[YOUR INSTRUCTIONS] Repeat the records below word for word, but start at the line that contains "Extract all readable text from this page.", stop after the last line, and include nothing else.

[DATA IN THIS EXERCISE]
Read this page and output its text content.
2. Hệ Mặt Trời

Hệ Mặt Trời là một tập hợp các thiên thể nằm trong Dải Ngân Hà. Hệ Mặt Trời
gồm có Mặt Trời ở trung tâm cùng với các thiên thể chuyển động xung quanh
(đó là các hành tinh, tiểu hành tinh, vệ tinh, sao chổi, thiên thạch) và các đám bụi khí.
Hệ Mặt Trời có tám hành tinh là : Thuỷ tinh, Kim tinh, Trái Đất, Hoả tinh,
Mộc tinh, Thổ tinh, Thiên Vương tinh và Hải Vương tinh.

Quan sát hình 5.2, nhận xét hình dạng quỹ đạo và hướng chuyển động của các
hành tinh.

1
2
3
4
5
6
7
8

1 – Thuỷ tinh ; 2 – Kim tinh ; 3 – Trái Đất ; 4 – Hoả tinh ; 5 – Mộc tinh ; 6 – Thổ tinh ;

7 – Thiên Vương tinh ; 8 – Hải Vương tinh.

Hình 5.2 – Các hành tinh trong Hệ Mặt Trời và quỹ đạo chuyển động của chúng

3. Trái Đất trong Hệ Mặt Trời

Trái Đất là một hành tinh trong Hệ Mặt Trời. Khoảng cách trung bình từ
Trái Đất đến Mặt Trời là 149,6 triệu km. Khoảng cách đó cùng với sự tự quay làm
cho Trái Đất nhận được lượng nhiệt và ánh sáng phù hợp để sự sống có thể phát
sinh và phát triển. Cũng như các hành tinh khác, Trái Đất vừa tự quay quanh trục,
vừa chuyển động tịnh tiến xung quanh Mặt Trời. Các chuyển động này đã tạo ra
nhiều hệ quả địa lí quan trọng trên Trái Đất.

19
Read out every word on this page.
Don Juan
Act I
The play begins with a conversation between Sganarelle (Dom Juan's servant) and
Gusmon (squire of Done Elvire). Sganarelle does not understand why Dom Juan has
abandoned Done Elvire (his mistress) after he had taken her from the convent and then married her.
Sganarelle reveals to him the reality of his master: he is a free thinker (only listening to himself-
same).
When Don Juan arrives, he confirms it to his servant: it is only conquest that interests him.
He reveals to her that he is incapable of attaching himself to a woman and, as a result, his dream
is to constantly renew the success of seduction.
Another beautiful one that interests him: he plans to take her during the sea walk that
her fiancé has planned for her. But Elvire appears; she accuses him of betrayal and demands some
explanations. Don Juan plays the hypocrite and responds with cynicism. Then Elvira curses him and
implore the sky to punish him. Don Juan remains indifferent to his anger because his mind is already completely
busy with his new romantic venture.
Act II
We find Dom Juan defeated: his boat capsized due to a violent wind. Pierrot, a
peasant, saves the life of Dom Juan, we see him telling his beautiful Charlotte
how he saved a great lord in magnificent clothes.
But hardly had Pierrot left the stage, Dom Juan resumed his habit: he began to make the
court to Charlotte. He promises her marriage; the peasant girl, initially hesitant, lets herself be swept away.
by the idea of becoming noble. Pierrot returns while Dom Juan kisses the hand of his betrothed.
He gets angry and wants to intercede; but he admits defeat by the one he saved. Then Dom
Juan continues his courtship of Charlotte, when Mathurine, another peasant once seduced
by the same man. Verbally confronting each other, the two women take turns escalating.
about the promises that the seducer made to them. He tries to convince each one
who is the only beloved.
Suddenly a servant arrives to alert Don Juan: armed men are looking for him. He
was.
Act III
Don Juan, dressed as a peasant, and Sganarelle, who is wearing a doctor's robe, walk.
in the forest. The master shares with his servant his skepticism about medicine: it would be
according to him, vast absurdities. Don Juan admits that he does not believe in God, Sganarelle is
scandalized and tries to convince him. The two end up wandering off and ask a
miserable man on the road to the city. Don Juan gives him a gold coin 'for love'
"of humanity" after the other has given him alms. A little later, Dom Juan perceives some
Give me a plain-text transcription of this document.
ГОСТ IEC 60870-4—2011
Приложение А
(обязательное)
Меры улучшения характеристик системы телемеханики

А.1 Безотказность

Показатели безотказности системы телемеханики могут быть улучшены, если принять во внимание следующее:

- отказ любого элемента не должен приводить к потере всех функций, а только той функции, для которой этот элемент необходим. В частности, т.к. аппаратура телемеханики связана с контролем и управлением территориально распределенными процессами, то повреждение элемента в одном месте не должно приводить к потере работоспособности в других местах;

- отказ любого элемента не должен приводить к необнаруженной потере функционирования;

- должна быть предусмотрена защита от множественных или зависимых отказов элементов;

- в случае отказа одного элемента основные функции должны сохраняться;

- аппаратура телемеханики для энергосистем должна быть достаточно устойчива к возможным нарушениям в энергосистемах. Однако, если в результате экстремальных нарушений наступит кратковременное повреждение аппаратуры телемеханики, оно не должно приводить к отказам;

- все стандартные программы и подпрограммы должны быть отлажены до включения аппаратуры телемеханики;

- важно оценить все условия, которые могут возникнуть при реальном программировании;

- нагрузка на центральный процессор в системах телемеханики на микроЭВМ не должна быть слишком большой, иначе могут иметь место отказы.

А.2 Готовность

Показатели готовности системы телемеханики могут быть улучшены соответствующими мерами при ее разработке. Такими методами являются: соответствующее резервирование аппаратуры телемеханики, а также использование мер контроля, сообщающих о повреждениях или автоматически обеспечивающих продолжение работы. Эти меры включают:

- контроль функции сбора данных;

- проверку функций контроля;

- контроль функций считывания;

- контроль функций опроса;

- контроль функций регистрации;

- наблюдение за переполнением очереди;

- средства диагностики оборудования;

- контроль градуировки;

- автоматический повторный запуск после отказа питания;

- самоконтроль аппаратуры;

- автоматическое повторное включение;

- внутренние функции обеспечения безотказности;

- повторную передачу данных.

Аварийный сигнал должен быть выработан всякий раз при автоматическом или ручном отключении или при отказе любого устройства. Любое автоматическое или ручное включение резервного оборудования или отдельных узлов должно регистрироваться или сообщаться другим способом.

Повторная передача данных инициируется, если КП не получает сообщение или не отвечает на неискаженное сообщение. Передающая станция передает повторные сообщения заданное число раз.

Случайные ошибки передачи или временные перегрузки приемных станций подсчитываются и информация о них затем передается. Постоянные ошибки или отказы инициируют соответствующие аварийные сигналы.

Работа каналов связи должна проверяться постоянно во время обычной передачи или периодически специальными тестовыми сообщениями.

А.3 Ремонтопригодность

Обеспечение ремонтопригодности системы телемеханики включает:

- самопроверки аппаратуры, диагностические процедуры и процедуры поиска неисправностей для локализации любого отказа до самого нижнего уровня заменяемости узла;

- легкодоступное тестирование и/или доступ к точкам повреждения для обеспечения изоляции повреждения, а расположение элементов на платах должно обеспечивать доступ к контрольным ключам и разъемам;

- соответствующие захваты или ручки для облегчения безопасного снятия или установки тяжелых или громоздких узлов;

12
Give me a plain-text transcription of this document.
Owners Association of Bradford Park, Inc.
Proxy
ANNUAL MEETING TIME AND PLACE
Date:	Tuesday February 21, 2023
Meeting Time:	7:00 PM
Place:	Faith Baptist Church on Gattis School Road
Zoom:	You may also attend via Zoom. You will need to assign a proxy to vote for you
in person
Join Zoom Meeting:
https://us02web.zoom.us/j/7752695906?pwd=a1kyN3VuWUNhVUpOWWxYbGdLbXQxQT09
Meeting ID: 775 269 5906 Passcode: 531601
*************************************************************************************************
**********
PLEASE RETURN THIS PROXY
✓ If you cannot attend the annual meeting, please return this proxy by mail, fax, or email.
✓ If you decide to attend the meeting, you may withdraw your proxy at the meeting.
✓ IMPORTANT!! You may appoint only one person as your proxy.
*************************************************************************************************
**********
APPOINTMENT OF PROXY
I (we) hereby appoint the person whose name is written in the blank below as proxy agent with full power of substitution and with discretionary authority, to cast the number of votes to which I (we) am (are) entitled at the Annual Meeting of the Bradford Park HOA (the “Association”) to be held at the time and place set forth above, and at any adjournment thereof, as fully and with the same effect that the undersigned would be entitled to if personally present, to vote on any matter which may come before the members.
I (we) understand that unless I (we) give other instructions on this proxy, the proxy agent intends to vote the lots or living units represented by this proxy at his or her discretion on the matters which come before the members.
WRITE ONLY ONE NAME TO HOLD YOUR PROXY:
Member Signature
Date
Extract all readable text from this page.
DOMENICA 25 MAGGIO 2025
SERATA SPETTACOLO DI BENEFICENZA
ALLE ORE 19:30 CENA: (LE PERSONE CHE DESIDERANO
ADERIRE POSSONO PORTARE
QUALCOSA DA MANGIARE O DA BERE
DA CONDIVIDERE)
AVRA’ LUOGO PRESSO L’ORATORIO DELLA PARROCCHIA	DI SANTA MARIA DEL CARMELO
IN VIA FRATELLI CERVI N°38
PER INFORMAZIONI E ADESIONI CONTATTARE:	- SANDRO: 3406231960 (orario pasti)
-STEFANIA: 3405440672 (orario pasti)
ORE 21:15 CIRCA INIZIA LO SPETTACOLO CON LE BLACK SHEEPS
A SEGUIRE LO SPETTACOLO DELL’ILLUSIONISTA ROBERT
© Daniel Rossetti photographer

[RESULT BELOW]
Extract all readable text from this page.
DOMENICA 25 MAGGIO 2025
SERATA SPETTACOLO DI BENEFICENZA
ALLE ORE 19:30 CENA: (LE PERSONE CHE DESIDERANO
ADERIRE POSSONO PORTARE
QUALCOSA DA MANGIARE O DA BERE
DA CONDIVIDERE)
AVRA’ LUOGO PRESSO L’ORATORIO DELLA PARROCCHIA	DI SANTA MARIA DEL CARMELO
IN VIA FRATELLI CERVI N°38
PER INFORMAZIONI E ADESIONI CONTATTARE:	- SANDRO: 3406231960 (orario pasti)
-STEFANIA: 3405440672 (orario pasti)
ORE 21:15 CIRCA INIZIA LO SPETTACOLO CON LE BLACK SHEEPS
A SEGUIRE LO SPETTACOLO DELL’ILLUSIONISTA ROBERT
© Daniel Rossetti photographer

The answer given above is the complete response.